**Raw data**
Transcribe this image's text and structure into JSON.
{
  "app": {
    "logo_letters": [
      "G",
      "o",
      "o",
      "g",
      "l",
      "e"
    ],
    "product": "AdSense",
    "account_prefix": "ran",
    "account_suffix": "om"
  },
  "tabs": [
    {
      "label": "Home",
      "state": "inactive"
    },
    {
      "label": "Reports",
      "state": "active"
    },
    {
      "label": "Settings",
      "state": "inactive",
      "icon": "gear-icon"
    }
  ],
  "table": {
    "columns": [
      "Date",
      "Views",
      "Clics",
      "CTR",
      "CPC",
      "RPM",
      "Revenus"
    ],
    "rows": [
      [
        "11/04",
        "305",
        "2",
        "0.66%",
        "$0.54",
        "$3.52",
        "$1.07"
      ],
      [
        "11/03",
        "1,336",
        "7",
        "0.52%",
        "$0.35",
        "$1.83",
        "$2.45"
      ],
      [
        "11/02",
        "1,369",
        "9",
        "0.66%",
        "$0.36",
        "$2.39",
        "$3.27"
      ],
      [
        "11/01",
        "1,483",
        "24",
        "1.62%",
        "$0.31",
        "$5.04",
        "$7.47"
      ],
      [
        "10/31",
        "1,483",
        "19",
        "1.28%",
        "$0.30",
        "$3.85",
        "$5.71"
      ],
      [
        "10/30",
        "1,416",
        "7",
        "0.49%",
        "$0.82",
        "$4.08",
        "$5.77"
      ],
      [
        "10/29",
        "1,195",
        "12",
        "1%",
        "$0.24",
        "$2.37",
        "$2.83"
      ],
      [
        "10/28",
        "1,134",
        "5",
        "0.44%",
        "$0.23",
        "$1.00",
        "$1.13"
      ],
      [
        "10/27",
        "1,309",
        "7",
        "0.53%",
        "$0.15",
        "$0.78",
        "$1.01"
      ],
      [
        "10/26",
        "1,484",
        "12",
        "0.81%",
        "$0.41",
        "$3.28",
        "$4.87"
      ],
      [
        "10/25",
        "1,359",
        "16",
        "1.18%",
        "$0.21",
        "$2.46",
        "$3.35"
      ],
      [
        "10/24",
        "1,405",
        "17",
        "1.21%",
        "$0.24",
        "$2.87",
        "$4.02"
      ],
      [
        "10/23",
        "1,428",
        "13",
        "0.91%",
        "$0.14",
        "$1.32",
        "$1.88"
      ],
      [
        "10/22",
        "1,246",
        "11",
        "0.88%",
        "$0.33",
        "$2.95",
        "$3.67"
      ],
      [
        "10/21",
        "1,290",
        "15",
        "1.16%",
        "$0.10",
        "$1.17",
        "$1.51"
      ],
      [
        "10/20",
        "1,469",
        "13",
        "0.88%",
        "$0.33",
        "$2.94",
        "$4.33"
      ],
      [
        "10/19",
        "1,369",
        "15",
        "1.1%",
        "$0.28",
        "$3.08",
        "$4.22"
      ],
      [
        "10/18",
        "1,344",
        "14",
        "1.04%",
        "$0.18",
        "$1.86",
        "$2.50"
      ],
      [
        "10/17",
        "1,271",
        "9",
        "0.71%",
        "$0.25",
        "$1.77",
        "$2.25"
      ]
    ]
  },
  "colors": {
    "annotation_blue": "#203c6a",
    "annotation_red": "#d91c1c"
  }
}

**Brief**
What is the number of lines in the data above that include the word "state"? Answer with that number only.

**Response**
3